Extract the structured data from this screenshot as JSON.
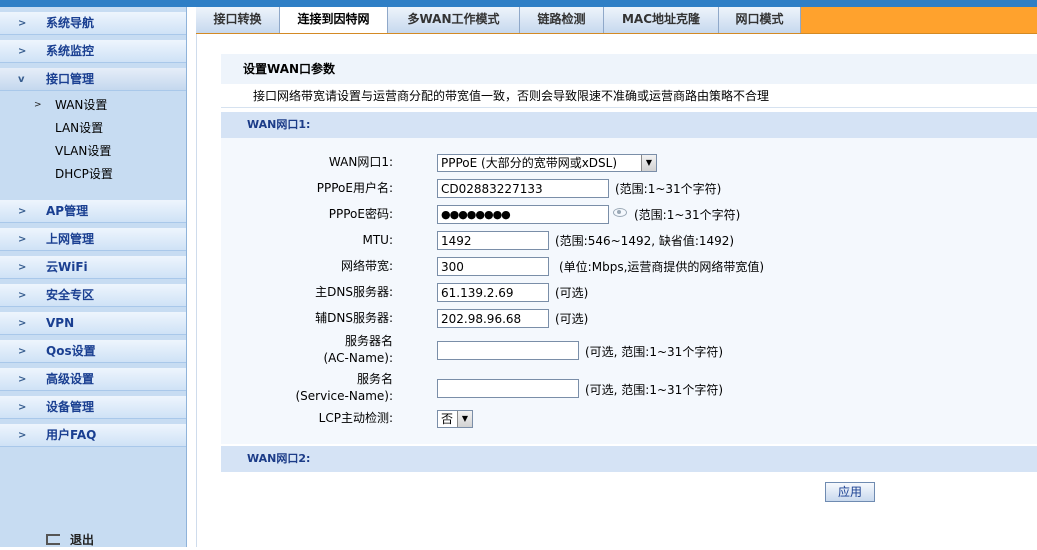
{
  "sidebar": {
    "items": [
      {
        "label": "系统导航"
      },
      {
        "label": "系统监控"
      },
      {
        "label": "接口管理"
      },
      {
        "label": "AP管理"
      },
      {
        "label": "上网管理"
      },
      {
        "label": "云WiFi"
      },
      {
        "label": "安全专区"
      },
      {
        "label": "VPN"
      },
      {
        "label": "Qos设置"
      },
      {
        "label": "高级设置"
      },
      {
        "label": "设备管理"
      },
      {
        "label": "用户FAQ"
      }
    ],
    "subitems": [
      {
        "label": "WAN设置"
      },
      {
        "label": "LAN设置"
      },
      {
        "label": "VLAN设置"
      },
      {
        "label": "DHCP设置"
      }
    ],
    "logout": "退出"
  },
  "tabs": [
    {
      "label": "接口转换"
    },
    {
      "label": "连接到因特网"
    },
    {
      "label": "多WAN工作模式"
    },
    {
      "label": "链路检测"
    },
    {
      "label": "MAC地址克隆"
    },
    {
      "label": "网口模式"
    }
  ],
  "panel": {
    "title": "设置WAN口参数",
    "notice": "接口网络带宽请设置与运营商分配的带宽值一致，否则会导致限速不准确或运营商路由策略不合理",
    "wan1_header": "WAN网口1:",
    "wan2_header": "WAN网口2:"
  },
  "form": {
    "wan_port_label": "WAN网口1:",
    "wan_port_value": "PPPoE (大部分的宽带网或xDSL)",
    "username_label": "PPPoE用户名:",
    "username_value": "CD02883227133",
    "username_hint": "(范围:1~31个字符)",
    "password_label": "PPPoE密码:",
    "password_value": "●●●●●●●●",
    "password_hint": "(范围:1~31个字符)",
    "mtu_label": "MTU:",
    "mtu_value": "1492",
    "mtu_hint": "(范围:546~1492, 缺省值:1492)",
    "bandwidth_label": "网络带宽:",
    "bandwidth_value": "300",
    "bandwidth_hint": "(单位:Mbps,运营商提供的网络带宽值)",
    "dns1_label": "主DNS服务器:",
    "dns1_value": "61.139.2.69",
    "dns1_hint": "(可选)",
    "dns2_label": "辅DNS服务器:",
    "dns2_value": "202.98.96.68",
    "dns2_hint": "(可选)",
    "acname_label_1": "服务器名",
    "acname_label_2": "(AC-Name):",
    "acname_value": "",
    "acname_hint": "(可选, 范围:1~31个字符)",
    "svcname_label_1": "服务名",
    "svcname_label_2": "(Service-Name):",
    "svcname_value": "",
    "svcname_hint": "(可选, 范围:1~31个字符)",
    "lcp_label": "LCP主动检测:",
    "lcp_value": "否"
  },
  "buttons": {
    "apply": "应用"
  }
}
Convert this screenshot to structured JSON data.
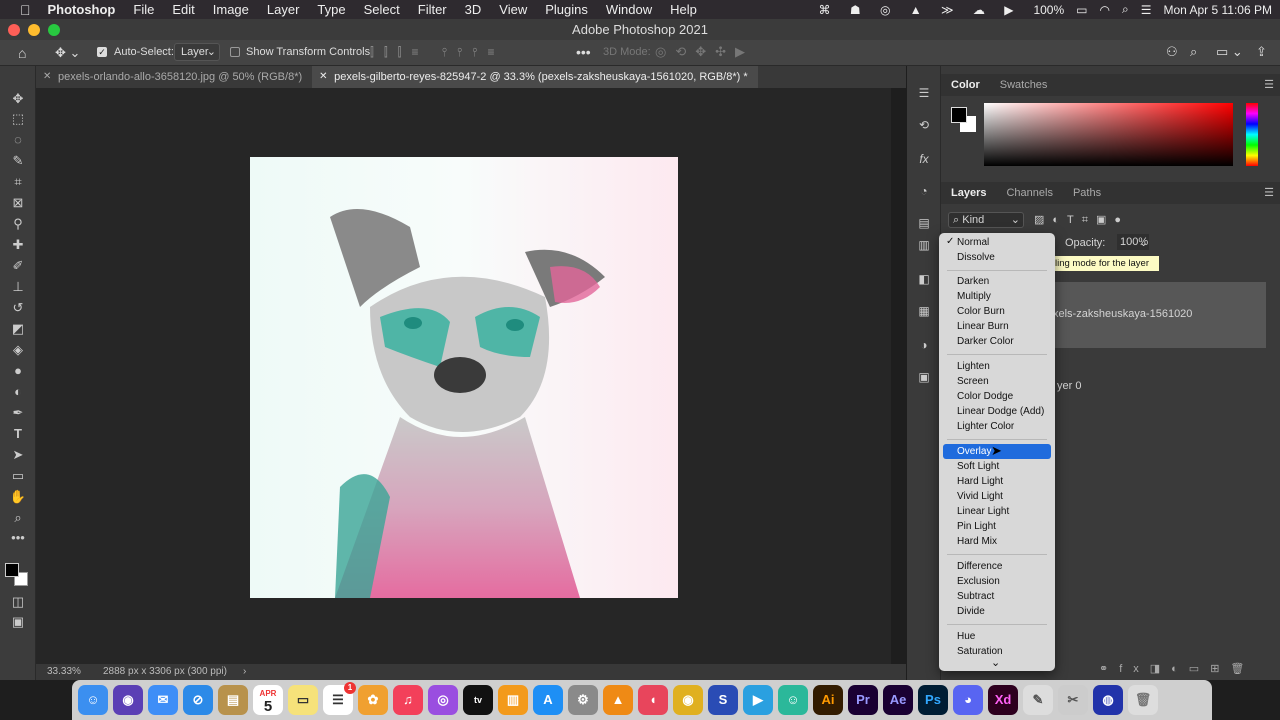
{
  "menubar": {
    "apple_icon": "apple-icon",
    "app_name": "Photoshop",
    "items": [
      "File",
      "Edit",
      "Image",
      "Layer",
      "Type",
      "Select",
      "Filter",
      "3D",
      "View",
      "Plugins",
      "Window",
      "Help"
    ],
    "battery": "100%",
    "datetime": "Mon Apr 5  11:06 PM"
  },
  "window": {
    "title": "Adobe Photoshop 2021"
  },
  "options_bar": {
    "auto_select_label": "Auto-Select:",
    "auto_select_checked": true,
    "auto_select_target": "Layer",
    "show_transform_label": "Show Transform Controls",
    "mode_3d_label": "3D Mode:"
  },
  "document_tabs": [
    {
      "label": "pexels-orlando-allo-3658120.jpg @ 50% (RGB/8*)",
      "active": false
    },
    {
      "label": "pexels-gilberto-reyes-825947-2 @ 33.3% (pexels-zaksheuskaya-1561020, RGB/8*) *",
      "active": true
    }
  ],
  "status_bar": {
    "zoom": "33.33%",
    "doc_info": "2888 px x 3306 px (300 ppi)"
  },
  "color_panel": {
    "tabs": [
      "Color",
      "Swatches"
    ],
    "foreground": "#000000",
    "background": "#ffffff",
    "hue_color": "#ff0000"
  },
  "layers_panel": {
    "tabs": [
      "Layers",
      "Channels",
      "Paths"
    ],
    "filter_kind": "Kind",
    "opacity_label": "Opacity:",
    "opacity_value": "100%",
    "tooltip": "Set the blending mode for the layer",
    "tooltip_visible": "ling mode for the layer",
    "layers": [
      {
        "name_visible": "xels-zaksheuskaya-1561020",
        "selected": true
      },
      {
        "name_visible": "yer 0",
        "selected": false
      }
    ]
  },
  "blend_menu": {
    "checked": "Normal",
    "highlighted": "Overlay",
    "groups": [
      [
        "Normal",
        "Dissolve"
      ],
      [
        "Darken",
        "Multiply",
        "Color Burn",
        "Linear Burn",
        "Darker Color"
      ],
      [
        "Lighten",
        "Screen",
        "Color Dodge",
        "Linear Dodge (Add)",
        "Lighter Color"
      ],
      [
        "Overlay",
        "Soft Light",
        "Hard Light",
        "Vivid Light",
        "Linear Light",
        "Pin Light",
        "Hard Mix"
      ],
      [
        "Difference",
        "Exclusion",
        "Subtract",
        "Divide"
      ],
      [
        "Hue",
        "Saturation"
      ]
    ]
  },
  "dock": {
    "calendar_month": "APR",
    "calendar_day": "5",
    "badge_count": "1"
  },
  "colors": {
    "accent": "#1f6bdd",
    "menubar": "#2e2a2f",
    "panel": "#3a3a3a",
    "canvas_bg": "#262626"
  }
}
#####
### [Task to complete]
Restate the entire listing word for word, excluding pictures.

### [Answer to the exercise]
Extract the structured data from this screenshot as JSON.
{
  "sidebar": {
    "items": [
      {
        "label": "系统导航"
      },
      {
        "label": "系统监控"
      },
      {
        "label": "接口管理"
      },
      {
        "label": "AP管理"
      },
      {
        "label": "上网管理"
      },
      {
        "label": "云WiFi"
      },
      {
        "label": "安全专区"
      },
      {
        "label": "VPN"
      },
      {
        "label": "Qos设置"
      },
      {
        "label": "高级设置"
      },
      {
        "label": "设备管理"
      },
      {
        "label": "用户FAQ"
      }
    ],
    "subitems": [
      {
        "label": "WAN设置"
      },
      {
        "label": "LAN设置"
      },
      {
        "label": "VLAN设置"
      },
      {
        "label": "DHCP设置"
      }
    ],
    "logout": "退出"
  },
  "tabs": [
    {
      "label": "接口转换"
    },
    {
      "label": "连接到因特网"
    },
    {
      "label": "多WAN工作模式"
    },
    {
      "label": "链路检测"
    },
    {
      "label": "MAC地址克隆"
    },
    {
      "label": "网口模式"
    }
  ],
  "panel": {
    "title": "设置WAN口参数",
    "notice": "接口网络带宽请设置与运营商分配的带宽值一致，否则会导致限速不准确或运营商路由策略不合理",
    "wan1_header": "WAN网口1:",
    "wan2_header": "WAN网口2:"
  },
  "form": {
    "wan_port_label": "WAN网口1:",
    "wan_port_value": "PPPoE (大部分的宽带网或xDSL)",
    "username_label": "PPPoE用户名:",
    "username_value": "CD02883227133",
    "username_hint": "(范围:1~31个字符)",
    "password_label": "PPPoE密码:",
    "password_value": "●●●●●●●●",
    "password_hint": "(范围:1~31个字符)",
    "mtu_label": "MTU:",
    "mtu_value": "1492",
    "mtu_hint": "(范围:546~1492, 缺省值:1492)",
    "bandwidth_label": "网络带宽:",
    "bandwidth_value": "300",
    "bandwidth_hint": "(单位:Mbps,运营商提供的网络带宽值)",
    "dns1_label": "主DNS服务器:",
    "dns1_value": "61.139.2.69",
    "dns1_hint": "(可选)",
    "dns2_label": "辅DNS服务器:",
    "dns2_value": "202.98.96.68",
    "dns2_hint": "(可选)",
    "acname_label_1": "服务器名",
    "acname_label_2": "(AC-Name):",
    "acname_value": "",
    "acname_hint": "(可选, 范围:1~31个字符)",
    "svcname_label_1": "服务名",
    "svcname_label_2": "(Service-Name):",
    "svcname_value": "",
    "svcname_hint": "(可选, 范围:1~31个字符)",
    "lcp_label": "LCP主动检测:",
    "lcp_value": "否"
  },
  "buttons": {
    "apply": "应用"
  }
}
Convert this screenshot to structured JSON data.
{
  "menubar": {
    "apple_icon": "apple-icon",
    "app_name": "Photoshop",
    "items": [
      "File",
      "Edit",
      "Image",
      "Layer",
      "Type",
      "Select",
      "Filter",
      "3D",
      "View",
      "Plugins",
      "Window",
      "Help"
    ],
    "battery": "100%",
    "datetime": "Mon Apr 5  11:06 PM"
  },
  "window": {
    "title": "Adobe Photoshop 2021"
  },
  "options_bar": {
    "auto_select_label": "Auto-Select:",
    "auto_select_checked": true,
    "auto_select_target": "Layer",
    "show_transform_label": "Show Transform Controls",
    "mode_3d_label": "3D Mode:"
  },
  "document_tabs": [
    {
      "label": "pexels-orlando-allo-3658120.jpg @ 50% (RGB/8*)",
      "active": false
    },
    {
      "label": "pexels-gilberto-reyes-825947-2 @ 33.3% (pexels-zaksheuskaya-1561020, RGB/8*) *",
      "active": true
    }
  ],
  "status_bar": {
    "zoom": "33.33%",
    "doc_info": "2888 px x 3306 px (300 ppi)"
  },
  "color_panel": {
    "tabs": [
      "Color",
      "Swatches"
    ],
    "foreground": "#000000",
    "background": "#ffffff",
    "hue_color": "#ff0000"
  },
  "layers_panel": {
    "tabs": [
      "Layers",
      "Channels",
      "Paths"
    ],
    "filter_kind": "Kind",
    "opacity_label": "Opacity:",
    "opacity_value": "100%",
    "tooltip": "Set the blending mode for the layer",
    "tooltip_visible": "ling mode for the layer",
    "layers": [
      {
        "name_visible": "xels-zaksheuskaya-1561020",
        "selected": true
      },
      {
        "name_visible": "yer 0",
        "selected": false
      }
    ]
  },
  "blend_menu": {
    "checked": "Normal",
    "highlighted": "Overlay",
    "groups": [
      [
        "Normal",
        "Dissolve"
      ],
      [
        "Darken",
        "Multiply",
        "Color Burn",
        "Linear Burn",
        "Darker Color"
      ],
      [
        "Lighten",
        "Screen",
        "Color Dodge",
        "Linear Dodge (Add)",
        "Lighter Color"
      ],
      [
        "Overlay",
        "Soft Light",
        "Hard Light",
        "Vivid Light",
        "Linear Light",
        "Pin Light",
        "Hard Mix"
      ],
      [
        "Difference",
        "Exclusion",
        "Subtract",
        "Divide"
      ],
      [
        "Hue",
        "Saturation"
      ]
    ]
  },
  "dock": {
    "calendar_month": "APR",
    "calendar_day": "5",
    "badge_count": "1"
  },
  "colors": {
    "accent": "#1f6bdd",
    "menubar": "#2e2a2f",
    "panel": "#3a3a3a",
    "canvas_bg": "#262626"
  }
}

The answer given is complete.